• _Job_: Look through the lines below and extract any with the word "MÉDIA".

------------

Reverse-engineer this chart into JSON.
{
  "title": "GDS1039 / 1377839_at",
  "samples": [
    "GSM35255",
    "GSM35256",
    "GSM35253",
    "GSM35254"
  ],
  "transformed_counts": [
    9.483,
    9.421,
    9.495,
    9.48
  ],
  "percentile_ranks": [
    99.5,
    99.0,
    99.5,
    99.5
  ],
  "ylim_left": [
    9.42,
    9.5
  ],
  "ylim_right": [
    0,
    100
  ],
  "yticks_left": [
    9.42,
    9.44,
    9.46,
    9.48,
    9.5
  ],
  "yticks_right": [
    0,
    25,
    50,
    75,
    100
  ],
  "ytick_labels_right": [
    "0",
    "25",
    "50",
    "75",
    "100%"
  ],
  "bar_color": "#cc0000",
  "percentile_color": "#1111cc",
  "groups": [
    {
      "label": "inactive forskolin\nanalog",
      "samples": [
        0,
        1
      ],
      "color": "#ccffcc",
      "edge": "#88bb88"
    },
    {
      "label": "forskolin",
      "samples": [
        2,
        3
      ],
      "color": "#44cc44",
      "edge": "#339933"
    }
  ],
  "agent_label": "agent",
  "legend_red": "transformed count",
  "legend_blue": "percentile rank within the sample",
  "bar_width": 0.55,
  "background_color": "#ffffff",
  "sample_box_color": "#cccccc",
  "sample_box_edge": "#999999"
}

------------

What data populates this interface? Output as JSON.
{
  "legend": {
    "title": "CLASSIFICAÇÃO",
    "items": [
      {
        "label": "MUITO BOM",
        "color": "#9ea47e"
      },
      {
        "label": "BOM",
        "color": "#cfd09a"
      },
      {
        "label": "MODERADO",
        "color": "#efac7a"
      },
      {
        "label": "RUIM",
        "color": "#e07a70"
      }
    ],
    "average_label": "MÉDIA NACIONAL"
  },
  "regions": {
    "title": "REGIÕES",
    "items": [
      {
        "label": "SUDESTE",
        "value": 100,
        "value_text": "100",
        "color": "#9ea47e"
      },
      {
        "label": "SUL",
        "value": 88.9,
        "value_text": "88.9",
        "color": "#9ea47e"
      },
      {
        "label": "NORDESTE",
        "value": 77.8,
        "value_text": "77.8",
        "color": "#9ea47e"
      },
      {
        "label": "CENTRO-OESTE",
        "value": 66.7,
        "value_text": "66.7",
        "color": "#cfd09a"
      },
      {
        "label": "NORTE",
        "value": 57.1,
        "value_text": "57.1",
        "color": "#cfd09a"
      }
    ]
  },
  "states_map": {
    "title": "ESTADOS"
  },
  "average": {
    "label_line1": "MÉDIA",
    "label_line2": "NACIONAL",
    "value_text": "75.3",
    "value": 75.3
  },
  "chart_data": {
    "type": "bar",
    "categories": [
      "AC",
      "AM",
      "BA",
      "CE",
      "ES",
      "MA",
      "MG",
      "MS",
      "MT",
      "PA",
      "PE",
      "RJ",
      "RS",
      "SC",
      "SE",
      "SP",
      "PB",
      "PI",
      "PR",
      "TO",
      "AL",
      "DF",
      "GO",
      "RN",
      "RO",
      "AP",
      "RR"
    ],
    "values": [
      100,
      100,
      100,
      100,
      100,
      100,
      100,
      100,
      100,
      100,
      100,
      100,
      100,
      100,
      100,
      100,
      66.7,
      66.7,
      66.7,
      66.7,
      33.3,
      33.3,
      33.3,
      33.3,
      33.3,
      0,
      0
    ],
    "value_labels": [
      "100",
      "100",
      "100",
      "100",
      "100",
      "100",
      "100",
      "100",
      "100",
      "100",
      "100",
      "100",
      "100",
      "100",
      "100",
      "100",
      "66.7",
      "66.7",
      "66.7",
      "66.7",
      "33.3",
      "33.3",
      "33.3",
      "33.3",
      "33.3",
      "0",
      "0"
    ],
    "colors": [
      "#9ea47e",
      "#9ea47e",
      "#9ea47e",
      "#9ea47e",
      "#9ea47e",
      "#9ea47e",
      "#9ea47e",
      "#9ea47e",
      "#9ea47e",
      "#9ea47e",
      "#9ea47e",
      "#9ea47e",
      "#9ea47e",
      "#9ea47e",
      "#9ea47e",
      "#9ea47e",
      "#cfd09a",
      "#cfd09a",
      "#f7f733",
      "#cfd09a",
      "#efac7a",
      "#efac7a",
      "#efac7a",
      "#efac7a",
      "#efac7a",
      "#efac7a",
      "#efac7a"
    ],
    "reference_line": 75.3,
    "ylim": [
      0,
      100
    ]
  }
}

------------

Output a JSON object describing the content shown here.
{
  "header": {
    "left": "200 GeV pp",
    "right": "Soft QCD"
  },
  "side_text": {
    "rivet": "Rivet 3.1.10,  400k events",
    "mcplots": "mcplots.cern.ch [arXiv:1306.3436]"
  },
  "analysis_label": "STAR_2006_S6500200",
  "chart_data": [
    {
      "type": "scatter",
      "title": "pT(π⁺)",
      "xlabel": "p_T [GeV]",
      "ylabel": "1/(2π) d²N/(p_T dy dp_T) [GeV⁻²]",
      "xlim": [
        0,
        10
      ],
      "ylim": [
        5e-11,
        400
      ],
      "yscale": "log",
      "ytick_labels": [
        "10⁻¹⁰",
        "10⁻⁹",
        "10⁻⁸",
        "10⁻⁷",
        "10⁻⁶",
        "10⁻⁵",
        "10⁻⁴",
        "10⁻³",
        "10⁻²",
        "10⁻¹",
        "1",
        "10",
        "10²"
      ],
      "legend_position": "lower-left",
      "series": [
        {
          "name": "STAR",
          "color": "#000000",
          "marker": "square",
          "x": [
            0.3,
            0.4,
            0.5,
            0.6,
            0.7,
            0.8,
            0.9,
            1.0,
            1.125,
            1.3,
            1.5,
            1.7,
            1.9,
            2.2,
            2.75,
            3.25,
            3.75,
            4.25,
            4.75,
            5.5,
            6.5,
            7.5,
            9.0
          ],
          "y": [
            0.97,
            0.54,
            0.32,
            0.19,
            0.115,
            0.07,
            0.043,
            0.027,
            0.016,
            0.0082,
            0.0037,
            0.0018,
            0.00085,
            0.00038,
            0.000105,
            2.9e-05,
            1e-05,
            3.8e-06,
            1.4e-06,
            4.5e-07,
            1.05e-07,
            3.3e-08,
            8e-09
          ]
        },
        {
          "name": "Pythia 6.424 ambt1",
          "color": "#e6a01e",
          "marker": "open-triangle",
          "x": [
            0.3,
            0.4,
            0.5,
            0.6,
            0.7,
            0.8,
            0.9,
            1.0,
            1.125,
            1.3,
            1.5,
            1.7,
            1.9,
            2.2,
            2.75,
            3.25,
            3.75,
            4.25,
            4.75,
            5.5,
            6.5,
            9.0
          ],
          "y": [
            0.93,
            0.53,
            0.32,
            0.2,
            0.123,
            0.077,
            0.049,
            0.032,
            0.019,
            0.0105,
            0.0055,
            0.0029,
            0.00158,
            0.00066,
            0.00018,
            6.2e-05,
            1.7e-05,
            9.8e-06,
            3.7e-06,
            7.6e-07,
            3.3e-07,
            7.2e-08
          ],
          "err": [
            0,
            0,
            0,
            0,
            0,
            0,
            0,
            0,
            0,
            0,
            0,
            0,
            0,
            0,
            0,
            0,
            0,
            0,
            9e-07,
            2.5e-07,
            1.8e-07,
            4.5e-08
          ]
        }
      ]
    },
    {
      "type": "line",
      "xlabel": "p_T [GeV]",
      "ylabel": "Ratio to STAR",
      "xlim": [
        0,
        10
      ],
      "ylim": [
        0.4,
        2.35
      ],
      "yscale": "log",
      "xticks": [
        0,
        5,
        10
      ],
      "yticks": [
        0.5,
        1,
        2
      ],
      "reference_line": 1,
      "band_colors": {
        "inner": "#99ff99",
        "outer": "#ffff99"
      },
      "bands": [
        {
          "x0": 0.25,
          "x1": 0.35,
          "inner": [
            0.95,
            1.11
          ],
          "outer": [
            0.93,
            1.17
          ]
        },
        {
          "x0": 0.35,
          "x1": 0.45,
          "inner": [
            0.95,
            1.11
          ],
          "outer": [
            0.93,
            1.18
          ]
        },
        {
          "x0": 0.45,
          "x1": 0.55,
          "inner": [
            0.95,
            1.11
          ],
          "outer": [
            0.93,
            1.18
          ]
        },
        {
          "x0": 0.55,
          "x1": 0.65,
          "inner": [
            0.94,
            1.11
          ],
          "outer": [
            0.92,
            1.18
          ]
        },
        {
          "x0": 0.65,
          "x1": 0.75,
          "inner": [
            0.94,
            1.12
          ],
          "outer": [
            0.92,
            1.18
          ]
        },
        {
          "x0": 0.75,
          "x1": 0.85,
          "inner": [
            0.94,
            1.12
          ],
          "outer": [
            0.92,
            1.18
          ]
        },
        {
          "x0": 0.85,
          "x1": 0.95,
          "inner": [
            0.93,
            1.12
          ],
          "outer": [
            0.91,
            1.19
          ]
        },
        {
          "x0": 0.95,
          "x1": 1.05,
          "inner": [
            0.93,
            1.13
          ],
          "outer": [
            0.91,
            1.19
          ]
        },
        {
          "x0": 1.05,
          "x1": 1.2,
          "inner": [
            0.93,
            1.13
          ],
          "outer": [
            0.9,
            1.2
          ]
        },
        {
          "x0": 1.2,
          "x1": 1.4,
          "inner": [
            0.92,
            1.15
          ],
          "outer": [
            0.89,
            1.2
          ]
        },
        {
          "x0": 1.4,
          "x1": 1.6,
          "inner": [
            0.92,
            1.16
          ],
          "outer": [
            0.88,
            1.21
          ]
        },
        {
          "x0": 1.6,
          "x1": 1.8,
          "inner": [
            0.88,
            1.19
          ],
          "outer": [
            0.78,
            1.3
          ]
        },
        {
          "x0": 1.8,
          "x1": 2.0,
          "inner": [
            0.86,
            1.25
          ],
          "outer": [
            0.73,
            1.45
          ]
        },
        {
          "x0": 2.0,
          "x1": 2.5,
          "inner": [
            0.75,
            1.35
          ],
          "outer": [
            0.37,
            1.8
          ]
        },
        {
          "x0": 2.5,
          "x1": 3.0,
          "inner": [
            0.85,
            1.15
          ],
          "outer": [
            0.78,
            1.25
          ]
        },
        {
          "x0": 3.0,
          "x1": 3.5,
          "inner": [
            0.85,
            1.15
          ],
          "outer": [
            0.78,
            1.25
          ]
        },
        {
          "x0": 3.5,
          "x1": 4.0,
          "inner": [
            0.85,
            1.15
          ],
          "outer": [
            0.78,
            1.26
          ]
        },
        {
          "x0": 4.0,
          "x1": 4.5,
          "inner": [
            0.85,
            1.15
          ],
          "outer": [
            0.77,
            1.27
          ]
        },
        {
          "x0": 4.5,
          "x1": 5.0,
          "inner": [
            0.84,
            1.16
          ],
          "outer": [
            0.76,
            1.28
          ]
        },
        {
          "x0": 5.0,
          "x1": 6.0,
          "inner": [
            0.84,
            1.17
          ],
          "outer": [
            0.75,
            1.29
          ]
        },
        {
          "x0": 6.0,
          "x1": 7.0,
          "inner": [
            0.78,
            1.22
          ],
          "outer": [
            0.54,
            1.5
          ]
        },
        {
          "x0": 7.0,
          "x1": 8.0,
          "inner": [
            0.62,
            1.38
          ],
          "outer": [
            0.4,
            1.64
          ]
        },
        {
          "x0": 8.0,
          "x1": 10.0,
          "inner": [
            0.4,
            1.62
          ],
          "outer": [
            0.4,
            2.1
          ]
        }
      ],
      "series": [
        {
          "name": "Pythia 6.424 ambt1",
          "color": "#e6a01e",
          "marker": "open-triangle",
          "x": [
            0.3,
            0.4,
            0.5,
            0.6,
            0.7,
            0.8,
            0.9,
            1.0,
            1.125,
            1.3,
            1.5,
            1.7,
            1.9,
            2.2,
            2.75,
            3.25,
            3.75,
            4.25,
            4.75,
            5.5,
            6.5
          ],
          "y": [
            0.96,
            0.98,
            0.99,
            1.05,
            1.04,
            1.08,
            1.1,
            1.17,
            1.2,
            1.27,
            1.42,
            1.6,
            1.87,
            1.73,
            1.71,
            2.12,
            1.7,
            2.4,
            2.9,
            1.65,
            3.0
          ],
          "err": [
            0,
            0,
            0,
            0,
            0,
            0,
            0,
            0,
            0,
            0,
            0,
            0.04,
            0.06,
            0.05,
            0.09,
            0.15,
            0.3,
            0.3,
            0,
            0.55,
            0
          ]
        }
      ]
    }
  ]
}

------------

• _Written response_:
    "average_label": "MÉDIA NACIONAL"
    "label_line1": "MÉDIA",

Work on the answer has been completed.